** What to work on **
Pictures are not part of the copy; repeat everything else in the records exactly.

-- Start Material provided --

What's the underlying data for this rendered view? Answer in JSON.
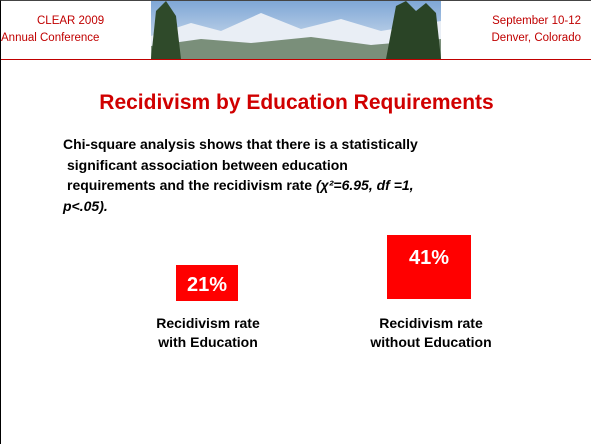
{
  "header": {
    "left": [
      "CLEAR 2009",
      "Annual Conference"
    ],
    "right": [
      "September 10-12",
      "Denver, Colorado"
    ]
  },
  "title": "Recidivism by Education Requirements",
  "body": {
    "lines": [
      "Chi-square analysis shows that there is a statistically",
      "significant association between education",
      "requirements and the recidivism rate "
    ],
    "italic": [
      "(χ²=6.95, df =1,",
      "p<.05)."
    ]
  },
  "stats": [
    {
      "value": "21%",
      "caption": [
        "Recidivism rate",
        "with Education"
      ]
    },
    {
      "value": "41%",
      "caption": [
        "Recidivism rate",
        "without Education"
      ]
    }
  ]
}
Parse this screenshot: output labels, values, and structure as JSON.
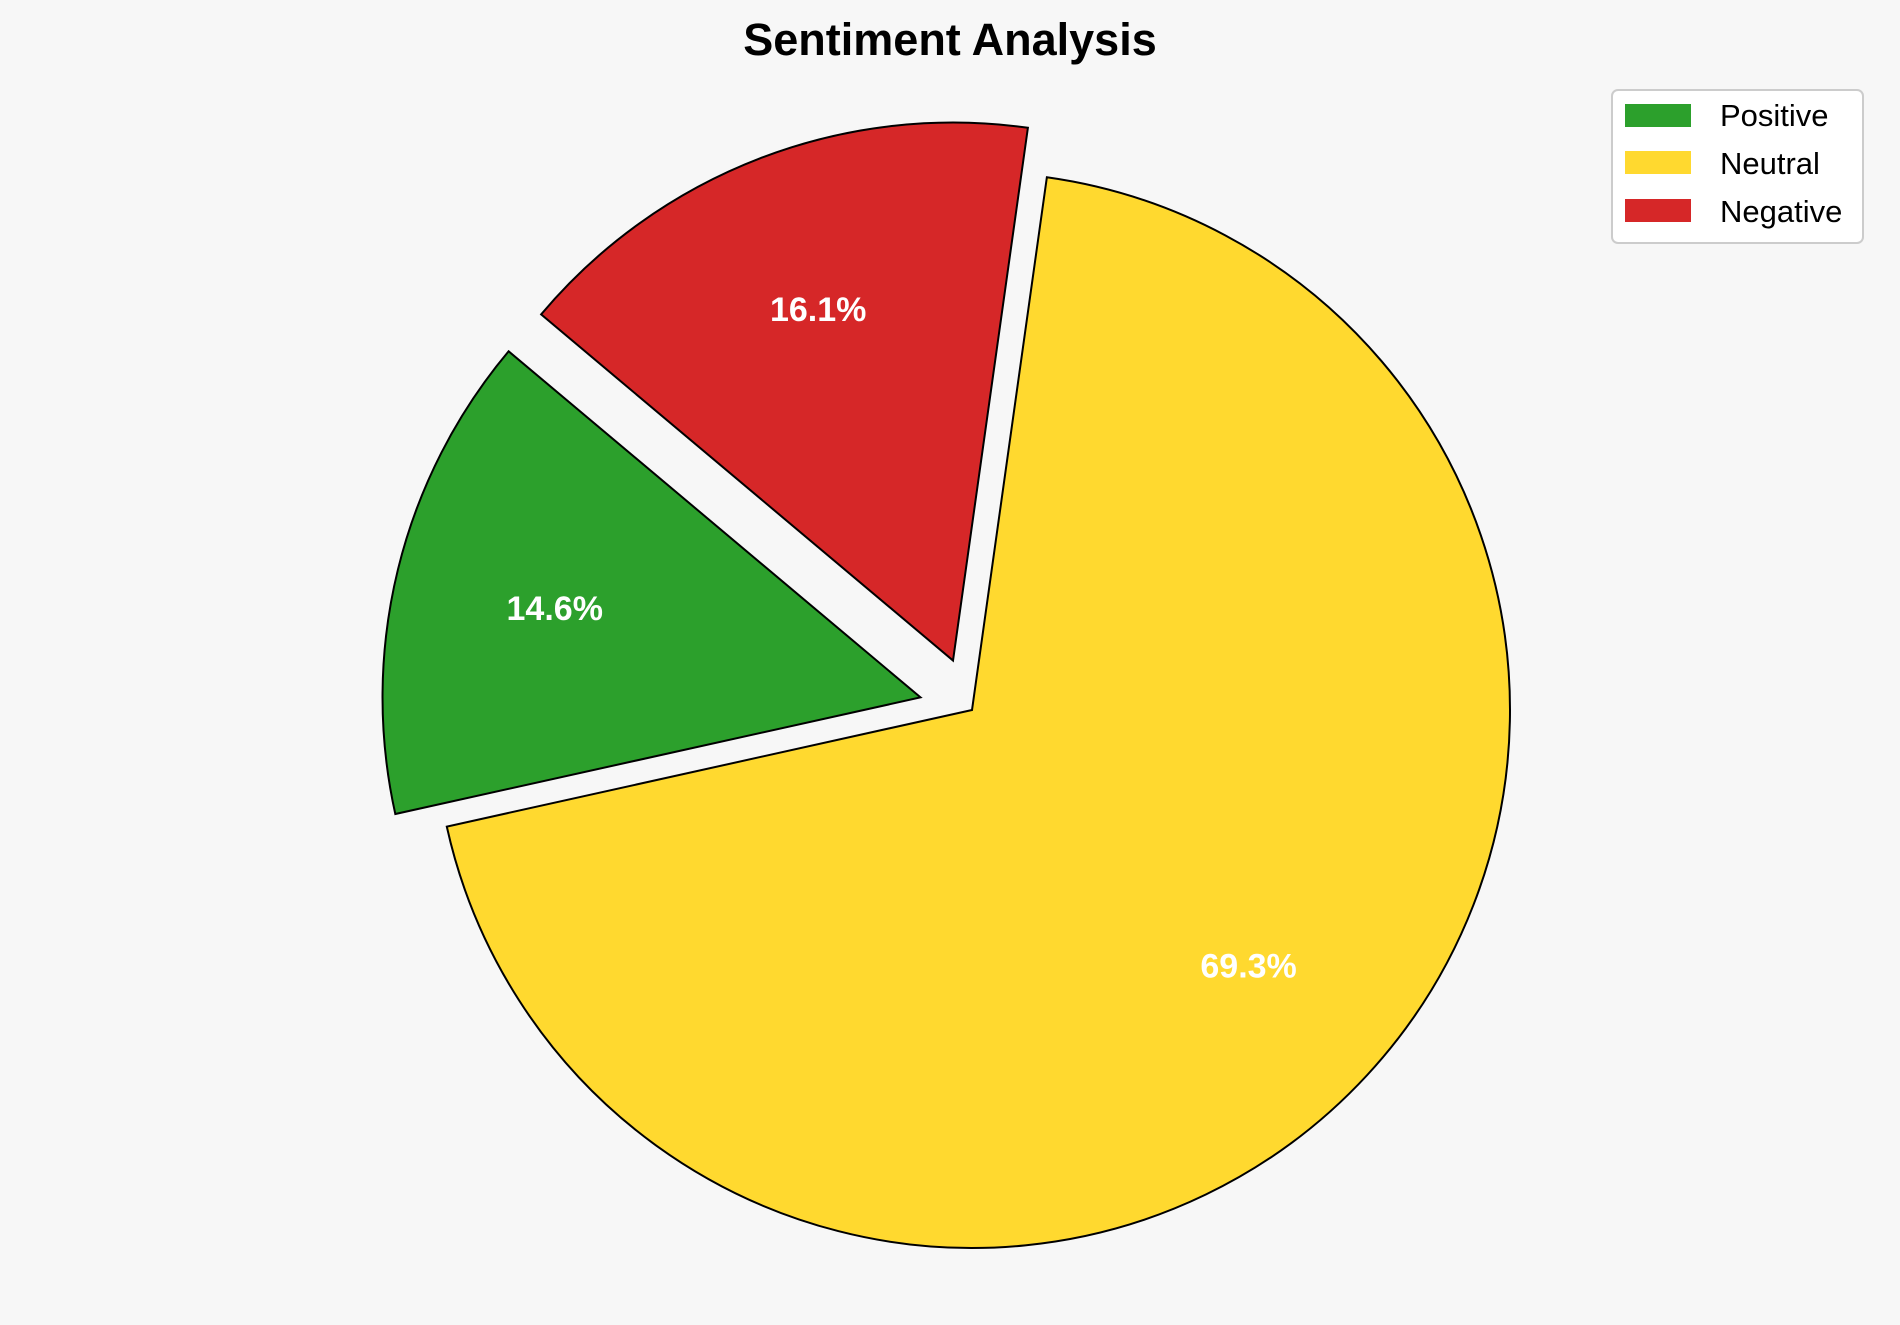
{
  "chart_data": {
    "type": "pie",
    "title": "Sentiment Analysis",
    "categories": [
      "Positive",
      "Neutral",
      "Negative"
    ],
    "values": [
      14.6,
      69.3,
      16.1
    ],
    "labels": [
      "14.6%",
      "69.3%",
      "16.1%"
    ],
    "colors": [
      "#2ca02c",
      "#ffd92f",
      "#d62728"
    ],
    "exploded": [
      true,
      false,
      true
    ],
    "legend": {
      "placement": "top-right",
      "entries": [
        "Positive",
        "Neutral",
        "Negative"
      ]
    }
  }
}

-- End Material provided --

** Expected answer **
What's the underlying data for this rendered view? Answer in JSON.
{
  "header": {
    "left": [
      "CLEAR 2009",
      "Annual Conference"
    ],
    "right": [
      "September 10-12",
      "Denver, Colorado"
    ]
  },
  "title": "Recidivism by Education Requirements",
  "body": {
    "lines": [
      "Chi-square analysis shows that there is a statistically",
      "significant association between education",
      "requirements and the recidivism rate "
    ],
    "italic": [
      "(χ²=6.95, df =1,",
      "p<.05)."
    ]
  },
  "stats": [
    {
      "value": "21%",
      "caption": [
        "Recidivism rate",
        "with Education"
      ]
    },
    {
      "value": "41%",
      "caption": [
        "Recidivism rate",
        "without Education"
      ]
    }
  ]
}
Parse this screenshot: output labels, values, and structure as JSON.
{
  "chart_data": {
    "type": "pie",
    "title": "Sentiment Analysis",
    "categories": [
      "Positive",
      "Neutral",
      "Negative"
    ],
    "values": [
      14.6,
      69.3,
      16.1
    ],
    "labels": [
      "14.6%",
      "69.3%",
      "16.1%"
    ],
    "colors": [
      "#2ca02c",
      "#ffd92f",
      "#d62728"
    ],
    "exploded": [
      true,
      false,
      true
    ],
    "legend": {
      "placement": "top-right",
      "entries": [
        "Positive",
        "Neutral",
        "Negative"
      ]
    }
  }
}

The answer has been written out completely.